» **Instructions for the task**: Check every line in the records below for the word "jednotky" and report how many have it, nothing more.

» **Supplied information**:
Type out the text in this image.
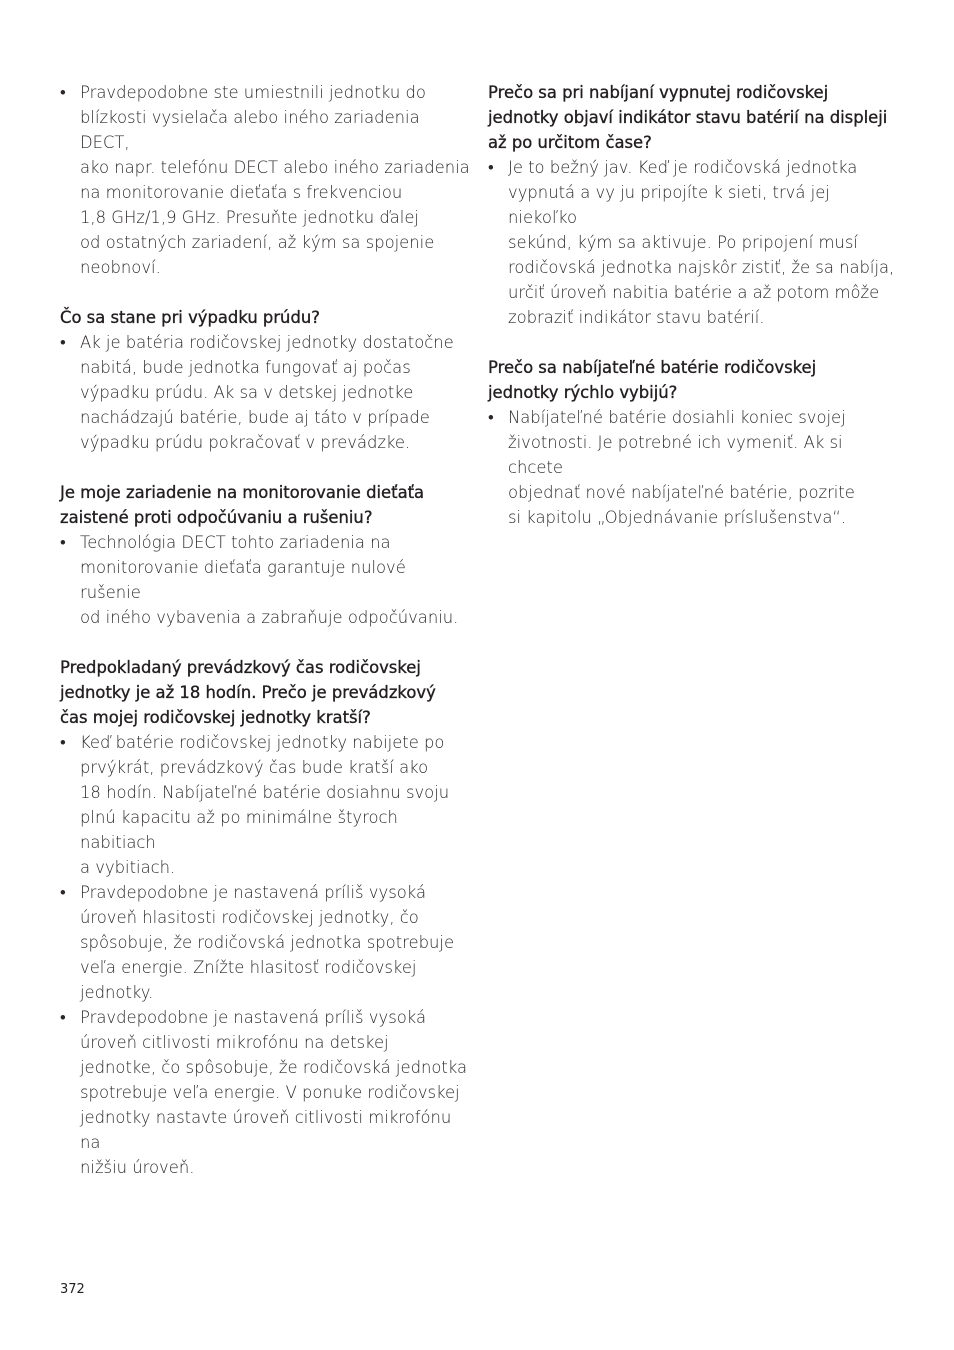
• Pravdepodobne ste umiestnili jednotku do
blízkosti vysielača alebo iného zariadenia DECT,
ako napr. telefónu DECT alebo iného zariadenia
na monitorovanie dieťaťa s frekvenciou
1,8 GHz/1,9 GHz. Presuňte jednotku ďalej
od ostatných zariadení, až kým sa spojenie
neobnoví.
Čo sa stane pri výpadku prúdu?
• Ak je batéria rodičovskej jednotky dostatočne
nabitá, bude jednotka fungovať aj počas
výpadku prúdu. Ak sa v detskej jednotke
nachádzajú batérie, bude aj táto v prípade
výpadku prúdu pokračovať v prevádzke.
Je moje zariadenie na monitorovanie dieťaťa
zaistené proti odpočúvaniu a rušeniu?
• Technológia DECT tohto zariadenia na
monitorovanie dieťaťa garantuje nulové rušenie
od iného vybavenia a zabraňuje odpočúvaniu.
Predpokladaný prevádzkový čas rodičovskej
jednotky je až 18 hodín. Prečo je prevádzkový
čas mojej rodičovskej jednotky kratší?
• Keď batérie rodičovskej jednotky nabijete po
prvýkrát, prevádzkový čas bude kratší ako
18 hodín. Nabíjateľné batérie dosiahnu svoju
plnú kapacitu až po minimálne štyroch nabitiach
a vybitiach.
• Pravdepodobne je nastavená príliš vysoká
úroveň hlasitosti rodičovskej jednotky, čo
spôsobuje, že rodičovská jednotka spotrebuje
veľa energie. Znížte hlasitosť rodičovskej
jednotky.
• Pravdepodobne je nastavená príliš vysoká
úroveň citlivosti mikrofónu na detskej
jednotke, čo spôsobuje, že rodičovská jednotka
spotrebuje veľa energie. V ponuke rodičovskej
jednotky nastavte úroveň citlivosti mikrofónu na
nižšiu úroveň.
Prečo sa pri nabíjaní vypnutej rodičovskej
jednotky objaví indikátor stavu batérií na displeji
až po určitom čase?
• Je to bežný jav. Keď je rodičovská jednotka
vypnutá a vy ju pripojíte k sieti, trvá jej niekoľko
sekúnd, kým sa aktivuje. Po pripojení musí
rodičovská jednotka najskôr zistiť, že sa nabíja,
určiť úroveň nabitia batérie a až potom môže
zobraziť indikátor stavu batérií.
Prečo sa nabíjateľné batérie rodičovskej
jednotky rýchlo vybijú?
• Nabíjateľné batérie dosiahli koniec svojej
životnosti. Je potrebné ich vymeniť. Ak si chcete
objednať nové nabíjateľné batérie, pozrite
si kapitolu „Objednávanie príslušenstva“.
372
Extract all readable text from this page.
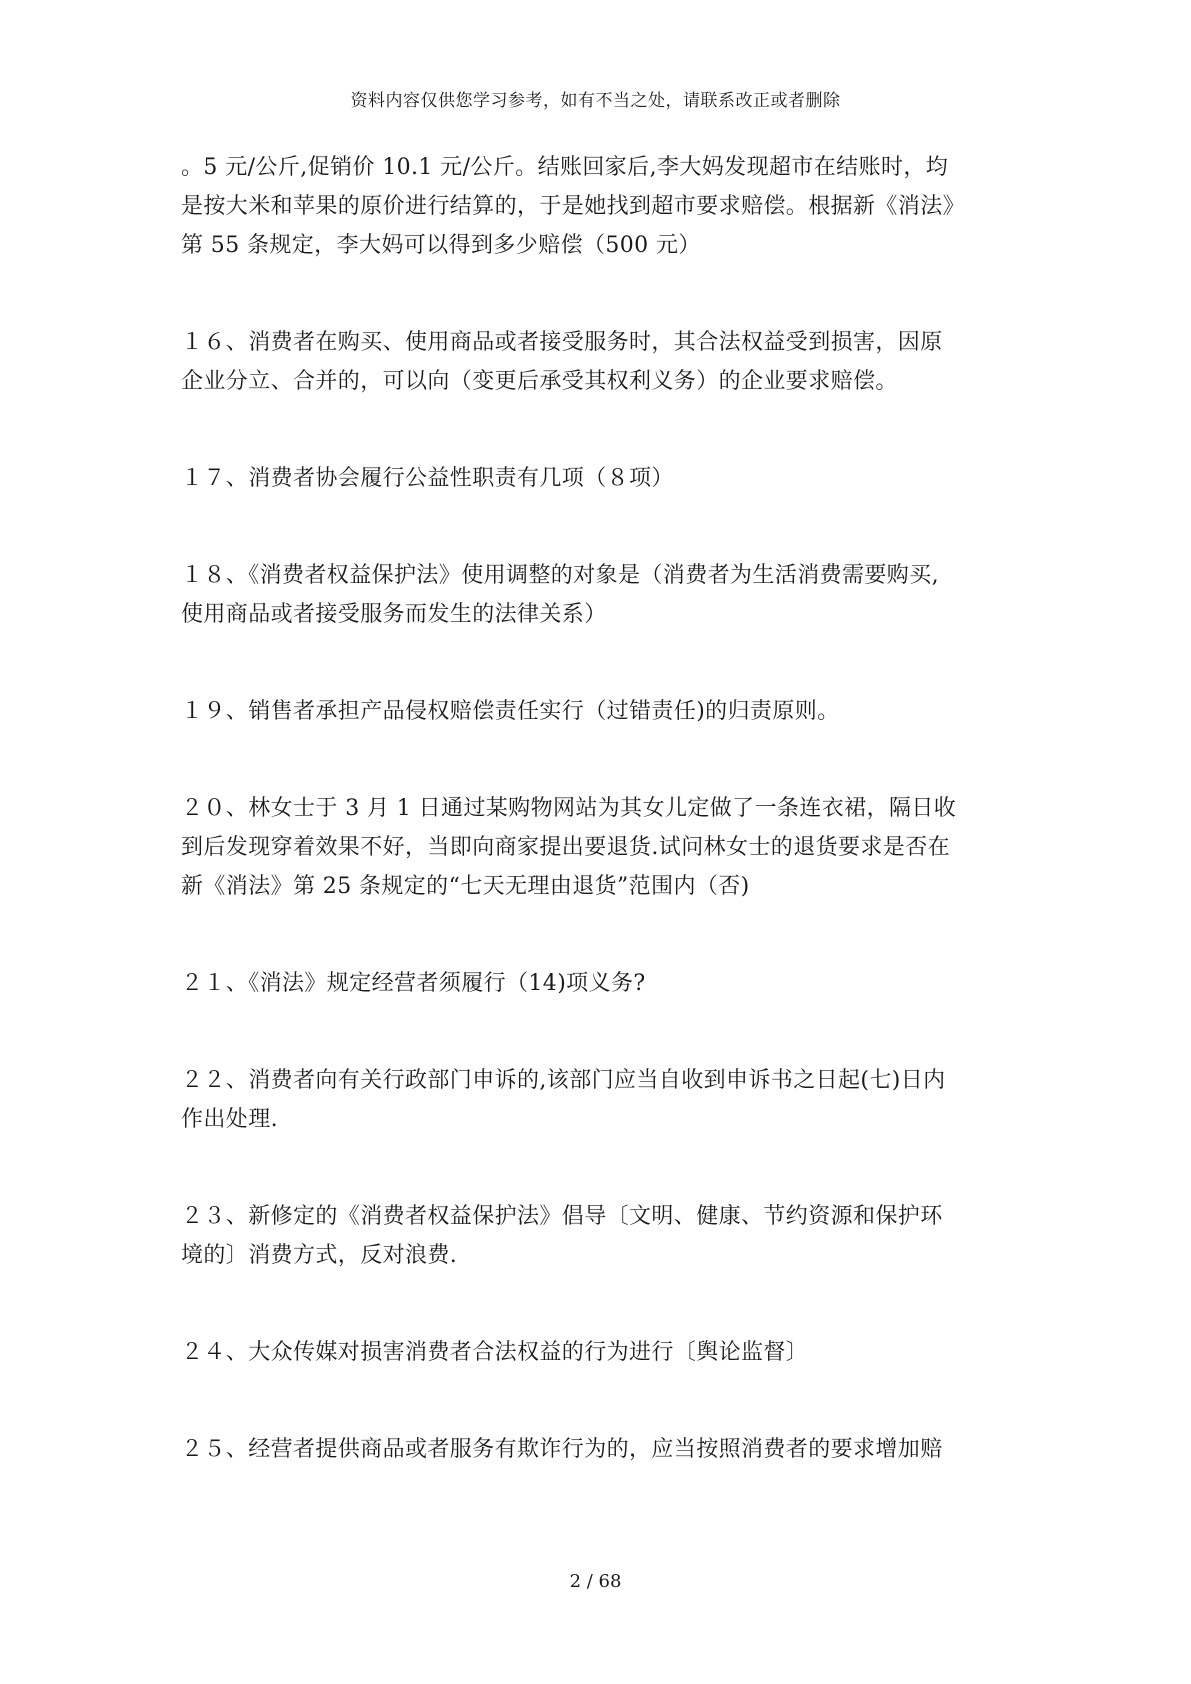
资料内容仅供您学习参考，如有不当之处，请联系改正或者删除
。5 元/公斤,促销价 10.1 元/公斤。结账回家后,李大妈发现超市在结账时，均
是按大米和苹果的原价进行结算的，于是她找到超市要求赔偿。根据新《消法》
第 55 条规定，李大妈可以得到多少赔偿（500 元）
１６、消费者在购买、使用商品或者接受服务时，其合法权益受到损害，因原
企业分立、合并的，可以向（变更后承受其权利义务）的企业要求赔偿。
１７、消费者协会履行公益性职责有几项（８项）
１８、《消费者权益保护法》使用调整的对象是（消费者为生活消费需要购买,
使用商品或者接受服务而发生的法律关系）
１９、销售者承担产品侵权赔偿责任实行（过错责任)的归责原则。
２０、林女士于 3 月 1 日通过某购物网站为其女儿定做了一条连衣裙，隔日收
到后发现穿着效果不好，当即向商家提出要退货.试问林女士的退货要求是否在
新《消法》第 25 条规定的“七天无理由退货”范围内（否)
２１、《消法》规定经营者须履行（14)项义务?
２２、消费者向有关行政部门申诉的,该部门应当自收到申诉书之日起(七)日内
作出处理.
２３、新修定的《消费者权益保护法》倡导〔文明、健康、节约资源和保护环
境的〕消费方式，反对浪费.
２４、大众传媒对损害消费者合法权益的行为进行〔舆论监督〕
２５、经营者提供商品或者服务有欺诈行为的，应当按照消费者的要求增加赔
2 / 68
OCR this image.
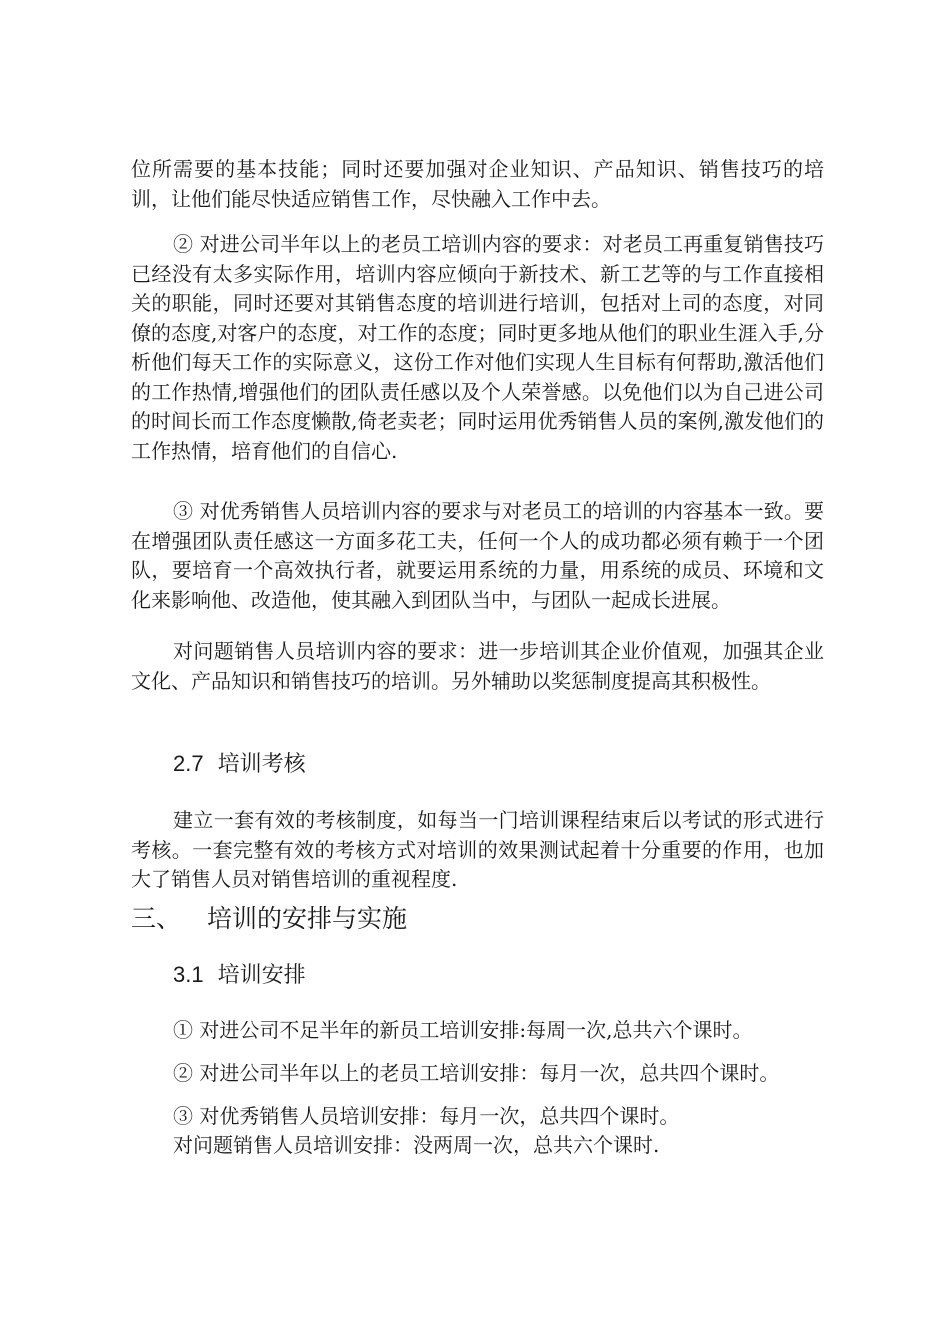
位所需要的基本技能；同时还要加强对企业知识、产品知识、销售技巧的培训，让他们能尽快适应销售工作，尽快融入工作中去。

② 对进公司半年以上的老员工培训内容的要求：对老员工再重复销售技巧已经没有太多实际作用，培训内容应倾向于新技术、新工艺等的与工作直接相关的职能，同时还要对其销售态度的培训进行培训，包括对上司的态度，对同僚的态度,对客户的态度，对工作的态度；同时更多地从他们的职业生涯入手,分析他们每天工作的实际意义，这份工作对他们实现人生目标有何帮助,激活他们的工作热情,增强他们的团队责任感以及个人荣誉感。以免他们以为自己进公司的时间长而工作态度懒散,倚老卖老；同时运用优秀销售人员的案例,激发他们的工作热情，培育他们的自信心.

③ 对优秀销售人员培训内容的要求与对老员工的培训的内容基本一致。要在增强团队责任感这一方面多花工夫，任何一个人的成功都必须有赖于一个团队，要培育一个高效执行者，就要运用系统的力量，用系统的成员、环境和文化来影响他、改造他，使其融入到团队当中，与团队一起成长进展。

对问题销售人员培训内容的要求：进一步培训其企业价值观，加强其企业文化、产品知识和销售技巧的培训。另外辅助以奖惩制度提高其积极性。

2.7 培训考核

建立一套有效的考核制度，如每当一门培训课程结束后以考试的形式进行考核。一套完整有效的考核方式对培训的效果测试起着十分重要的作用，也加大了销售人员对销售培训的重视程度.

三、 培训的安排与实施
3.1 培训安排
① 对进公司不足半年的新员工培训安排:每周一次,总共六个课时。
② 对进公司半年以上的老员工培训安排：每月一次，总共四个课时。
③ 对优秀销售人员培训安排：每月一次，总共四个课时。
对问题销售人员培训安排：没两周一次，总共六个课时.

» **Final answer**: 9